(Element region listings)
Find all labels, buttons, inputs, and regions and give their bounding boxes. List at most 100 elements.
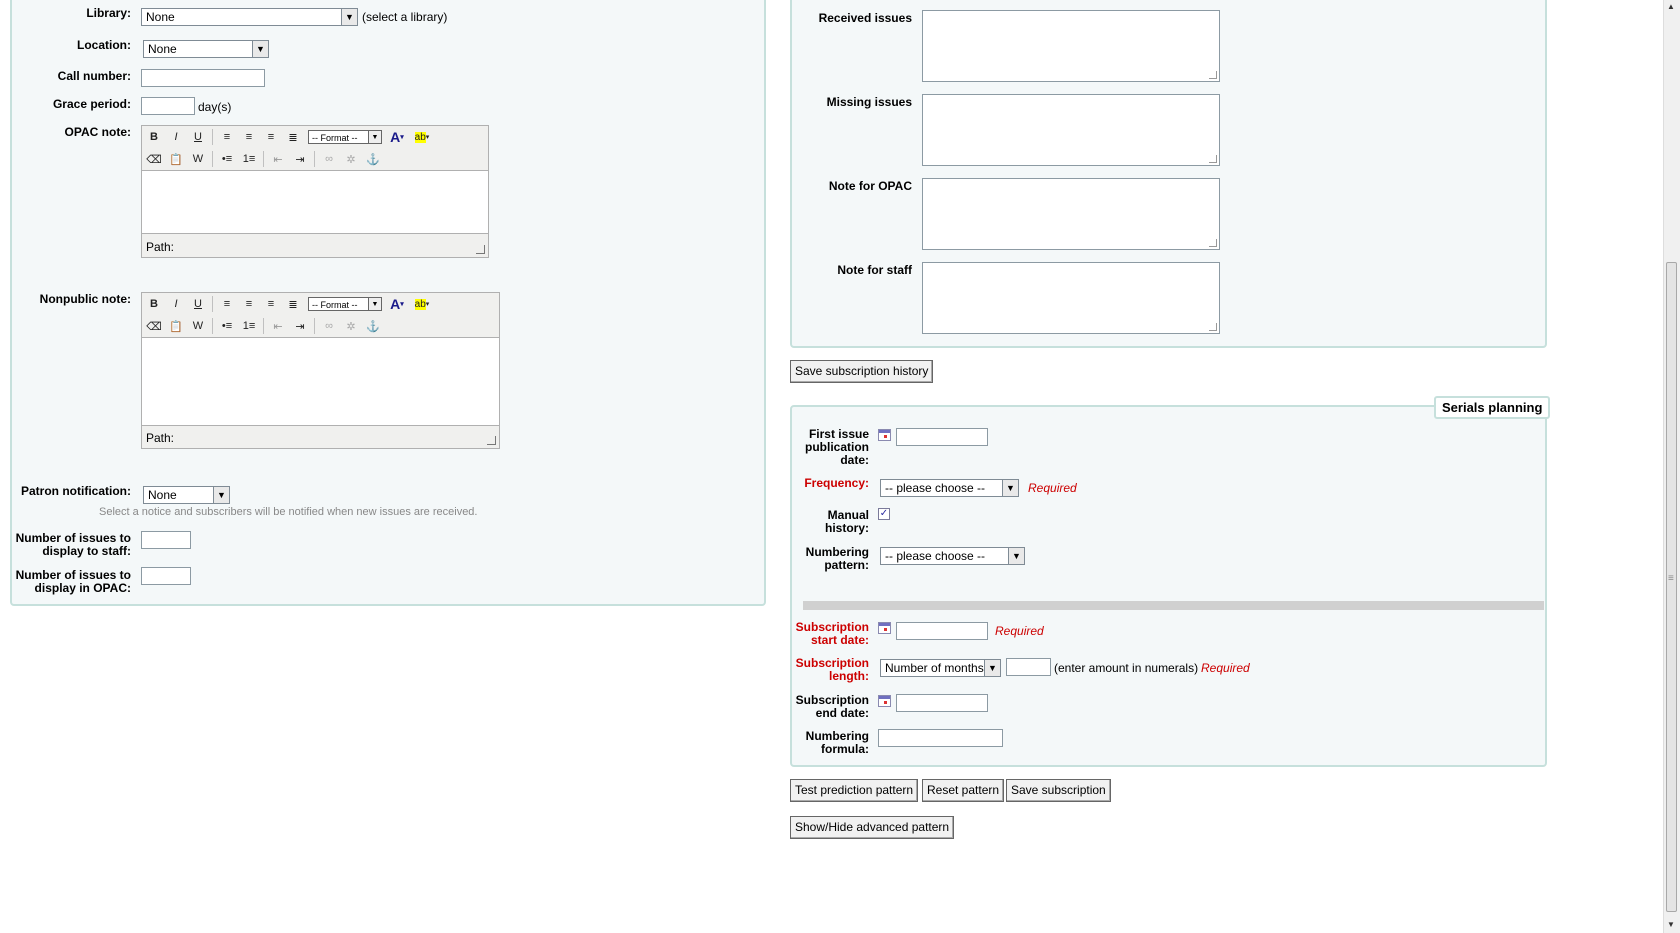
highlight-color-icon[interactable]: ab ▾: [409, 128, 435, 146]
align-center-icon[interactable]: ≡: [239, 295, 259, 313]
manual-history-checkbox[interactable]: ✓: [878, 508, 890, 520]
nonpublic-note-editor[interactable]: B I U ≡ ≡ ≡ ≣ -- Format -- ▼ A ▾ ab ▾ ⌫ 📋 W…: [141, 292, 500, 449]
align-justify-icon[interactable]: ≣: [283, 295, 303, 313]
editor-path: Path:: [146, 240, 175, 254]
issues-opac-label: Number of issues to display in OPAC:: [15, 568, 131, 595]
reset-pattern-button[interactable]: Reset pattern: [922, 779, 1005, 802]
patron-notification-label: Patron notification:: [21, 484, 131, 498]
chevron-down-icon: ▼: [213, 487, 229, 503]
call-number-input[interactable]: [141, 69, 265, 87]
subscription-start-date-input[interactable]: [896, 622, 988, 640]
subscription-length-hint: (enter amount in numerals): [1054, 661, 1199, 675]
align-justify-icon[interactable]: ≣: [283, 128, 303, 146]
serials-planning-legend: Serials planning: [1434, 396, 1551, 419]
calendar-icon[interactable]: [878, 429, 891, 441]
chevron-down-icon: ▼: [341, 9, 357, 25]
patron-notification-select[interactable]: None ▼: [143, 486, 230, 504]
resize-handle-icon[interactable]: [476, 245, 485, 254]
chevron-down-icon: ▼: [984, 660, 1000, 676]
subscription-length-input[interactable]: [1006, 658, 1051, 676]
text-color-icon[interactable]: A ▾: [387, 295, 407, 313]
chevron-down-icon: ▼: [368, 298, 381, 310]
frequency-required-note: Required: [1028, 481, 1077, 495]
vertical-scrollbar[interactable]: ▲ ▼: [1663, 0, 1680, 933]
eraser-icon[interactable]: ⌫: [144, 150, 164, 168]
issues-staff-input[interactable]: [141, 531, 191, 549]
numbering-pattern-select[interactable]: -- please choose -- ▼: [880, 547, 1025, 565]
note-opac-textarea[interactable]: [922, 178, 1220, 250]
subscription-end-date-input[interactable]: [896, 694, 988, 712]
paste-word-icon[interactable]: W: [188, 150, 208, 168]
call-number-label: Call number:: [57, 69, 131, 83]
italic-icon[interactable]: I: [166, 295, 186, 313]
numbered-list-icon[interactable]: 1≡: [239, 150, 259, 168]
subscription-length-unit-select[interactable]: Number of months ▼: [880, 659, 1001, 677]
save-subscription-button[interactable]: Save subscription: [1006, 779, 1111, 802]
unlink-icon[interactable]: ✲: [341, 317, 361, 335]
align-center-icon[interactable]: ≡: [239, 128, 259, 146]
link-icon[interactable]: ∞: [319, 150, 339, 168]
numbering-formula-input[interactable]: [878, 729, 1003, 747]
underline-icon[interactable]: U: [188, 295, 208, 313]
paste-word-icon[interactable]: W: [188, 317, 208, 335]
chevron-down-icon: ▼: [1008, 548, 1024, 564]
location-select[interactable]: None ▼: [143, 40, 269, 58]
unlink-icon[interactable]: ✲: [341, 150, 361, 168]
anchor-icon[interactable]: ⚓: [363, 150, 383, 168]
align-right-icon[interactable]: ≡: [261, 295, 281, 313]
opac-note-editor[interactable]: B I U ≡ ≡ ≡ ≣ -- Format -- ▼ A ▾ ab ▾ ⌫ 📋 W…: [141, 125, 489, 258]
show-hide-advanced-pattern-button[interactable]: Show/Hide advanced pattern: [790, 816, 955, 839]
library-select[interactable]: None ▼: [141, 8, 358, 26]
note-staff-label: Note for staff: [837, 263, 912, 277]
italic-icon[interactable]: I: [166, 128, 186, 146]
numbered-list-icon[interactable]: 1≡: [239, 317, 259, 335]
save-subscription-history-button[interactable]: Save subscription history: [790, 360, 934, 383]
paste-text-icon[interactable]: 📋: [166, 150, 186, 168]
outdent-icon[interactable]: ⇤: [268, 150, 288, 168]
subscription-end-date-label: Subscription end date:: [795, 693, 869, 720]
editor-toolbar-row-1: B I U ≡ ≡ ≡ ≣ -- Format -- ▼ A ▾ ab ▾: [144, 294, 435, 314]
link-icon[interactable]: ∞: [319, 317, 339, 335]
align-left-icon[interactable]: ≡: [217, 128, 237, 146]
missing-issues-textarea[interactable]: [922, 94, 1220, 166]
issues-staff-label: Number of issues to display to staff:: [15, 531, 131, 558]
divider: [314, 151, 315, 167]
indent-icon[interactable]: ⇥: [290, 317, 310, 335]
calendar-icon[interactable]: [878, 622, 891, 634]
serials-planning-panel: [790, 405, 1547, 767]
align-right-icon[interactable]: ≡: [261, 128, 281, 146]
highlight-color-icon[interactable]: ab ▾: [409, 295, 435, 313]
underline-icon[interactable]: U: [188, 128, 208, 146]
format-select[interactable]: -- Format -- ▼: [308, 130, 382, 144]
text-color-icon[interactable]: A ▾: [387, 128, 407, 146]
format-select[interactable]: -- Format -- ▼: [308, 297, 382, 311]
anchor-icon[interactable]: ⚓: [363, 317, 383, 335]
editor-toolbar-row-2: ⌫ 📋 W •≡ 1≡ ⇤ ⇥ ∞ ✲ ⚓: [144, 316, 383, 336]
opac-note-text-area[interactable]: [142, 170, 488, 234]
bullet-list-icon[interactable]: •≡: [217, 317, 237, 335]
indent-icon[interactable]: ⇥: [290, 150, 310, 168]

Aim: Render all the records as a Markdown table with the columns "No." and "Entry", giving each line its own numbered row and skipping blank lines. Leave the pictures out of the table.

Solution to the problem:
| No. | Entry |
|---|---|
| 1 | Find all labels, buttons, inputs, and regions and give their bounding boxes. List at most 100 elements. |
| 2 | highlight-color-icon[interactable]: ab ▾: [409, 128, 435, 146] |
| 3 | align-center-icon[interactable]: ≡: [239, 295, 259, 313] |
| 4 | manual-history-checkbox[interactable]: ✓: [878, 508, 890, 520] |
| 5 | nonpublic-note-editor[interactable]: B I U ≡ ≡ ≡ ≣ -- Format -- ▼ A ▾ ab ▾ ⌫ 📋 W…: [141, 292, 500, 449] |
| 6 | align-justify-icon[interactable]: ≣: [283, 295, 303, 313] |
| 7 | editor-path: Path:: [146, 240, 175, 254] |
| 8 | issues-opac-label: Number of issues to display in OPAC:: [15, 568, 131, 595] |
| 9 | reset-pattern-button[interactable]: Reset pattern: [922, 779, 1005, 802] |
| 10 | patron-notification-label: Patron notification:: [21, 484, 131, 498] |
| 11 | chevron-down-icon: ▼: [213, 487, 229, 503] |
| 12 | call-number-input[interactable]: [141, 69, 265, 87] |
| 13 | subscription-start-date-input[interactable]: [896, 622, 988, 640] |
| 14 | subscription-length-hint: (enter amount in numerals): [1054, 661, 1199, 675] |
| 15 | align-justify-icon[interactable]: ≣: [283, 128, 303, 146] |
| 16 | serials-planning-legend: Serials planning: [1434, 396, 1551, 419] |
| 17 | calendar-icon[interactable]: [878, 429, 891, 441] |
| 18 | chevron-down-icon: ▼: [341, 9, 357, 25] |
| 19 | patron-notification-select[interactable]: None ▼: [143, 486, 230, 504] |
| 20 | resize-handle-icon[interactable]: [476, 245, 485, 254] |
| 21 | chevron-down-icon: ▼: [984, 660, 1000, 676] |
| 22 | subscription-length-input[interactable]: [1006, 658, 1051, 676] |
| 23 | text-color-icon[interactable]: A ▾: [387, 295, 407, 313] |
| 24 | chevron-down-icon: ▼: [368, 298, 381, 310] |
| 25 | frequency-required-note: Required: [1028, 481, 1077, 495] |
| 26 | vertical-scrollbar[interactable]: ▲ ▼: [1663, 0, 1680, 933] |
| 27 | eraser-icon[interactable]: ⌫: [144, 150, 164, 168] |
| 28 | issues-staff-input[interactable]: [141, 531, 191, 549] |
| 29 | numbering-pattern-select[interactable]: -- please choose -- ▼: [880, 547, 1025, 565] |
| 30 | note-opac-textarea[interactable]: [922, 178, 1220, 250] |
| 31 | subscription-end-date-input[interactable]: [896, 694, 988, 712] |
| 32 | paste-word-icon[interactable]: W: [188, 150, 208, 168] |
| 33 | call-number-label: Call number:: [57, 69, 131, 83] |
| 34 | italic-icon[interactable]: I: [166, 295, 186, 313] |
| 35 | numbered-list-icon[interactable]: 1≡: [239, 150, 259, 168] |
| 36 | subscription-length-unit-select[interactable]: Number of months ▼: [880, 659, 1001, 677] |
| 37 | save-subscription-button[interactable]: Save subscription: [1006, 779, 1111, 802] |
| 38 | unlink-icon[interactable]: ✲: [341, 317, 361, 335] |
| 39 | align-center-icon[interactable]: ≡: [239, 128, 259, 146] |
| 40 | link-icon[interactable]: ∞: [319, 150, 339, 168] |
| 41 | numbering-formula-input[interactable]: [878, 729, 1003, 747] |
| 42 | underline-icon[interactable]: U: [188, 295, 208, 313] |
| 43 | paste-word-icon[interactable]: W: [188, 317, 208, 335] |
| 44 | chevron-down-icon: ▼: [1008, 548, 1024, 564] |
| 45 | location-select[interactable]: None ▼: [143, 40, 269, 58] |
| 46 | unlink-icon[interactable]: ✲: [341, 150, 361, 168] |
| 47 | anchor-icon[interactable]: ⚓: [363, 150, 383, 168] |
| 48 | align-right-icon[interactable]: ≡: [261, 295, 281, 313] |
| 49 | opac-note-editor[interactable]: B I U ≡ ≡ ≡ ≣ -- Format -- ▼ A ▾ ab ▾ ⌫ 📋 W…: [141, 125, 489, 258] |
| 50 | show-hide-advanced-pattern-button[interactable]: Show/Hide advanced pattern: [790, 816, 955, 839] |
| 51 | library-select[interactable]: None ▼: [141, 8, 358, 26] |
| 52 | note-staff-label: Note for staff: [837, 263, 912, 277] |
| 53 | italic-icon[interactable]: I: [166, 128, 186, 146] |
| 54 | numbered-list-icon[interactable]: 1≡: [239, 317, 259, 335] |
| 55 | save-subscription-history-button[interactable]: Save subscription history: [790, 360, 934, 383] |
| 56 | paste-text-icon[interactable]: 📋: [166, 150, 186, 168] |
| 57 | outdent-icon[interactable]: ⇤: [268, 150, 288, 168] |
| 58 | subscription-end-date-label: Subscription end date:: [795, 693, 869, 720] |
| 59 | editor-toolbar-row-1: B I U ≡ ≡ ≡ ≣ -- Format -- ▼ A ▾ ab ▾: [144, 294, 435, 314] |
| 60 | link-icon[interactable]: ∞: [319, 317, 339, 335] |
| 61 | align-left-icon[interactable]: ≡: [217, 128, 237, 146] |
| 62 | missing-issues-textarea[interactable]: [922, 94, 1220, 166] |
| 63 | issues-staff-label: Number of issues to display to staff:: [15, 531, 131, 558] |
| 64 | divider: [314, 151, 315, 167] |
| 65 | indent-icon[interactable]: ⇥: [290, 317, 310, 335] |
| 66 | calendar-icon[interactable]: [878, 622, 891, 634] |
| 67 | serials-planning-panel: [790, 405, 1547, 767] |
| 68 | align-right-icon[interactable]: ≡: [261, 128, 281, 146] |
| 69 | highlight-color-icon[interactable]: ab ▾: [409, 295, 435, 313] |
| 70 | underline-icon[interactable]: U: [188, 128, 208, 146] |
| 71 | format-select[interactable]: -- Format -- ▼: [308, 130, 382, 144] |
| 72 | text-color-icon[interactable]: A ▾: [387, 128, 407, 146] |
| 73 | format-select[interactable]: -- Format -- ▼: [308, 297, 382, 311] |
| 74 | anchor-icon[interactable]: ⚓: [363, 317, 383, 335] |
| 75 | editor-toolbar-row-2: ⌫ 📋 W •≡ 1≡ ⇤ ⇥ ∞ ✲ ⚓: [144, 316, 383, 336] |
| 76 | opac-note-text-area[interactable]: [142, 170, 488, 234] |
| 77 | bullet-list-icon[interactable]: •≡: [217, 317, 237, 335] |
| 78 | indent-icon[interactable]: ⇥: [290, 150, 310, 168] |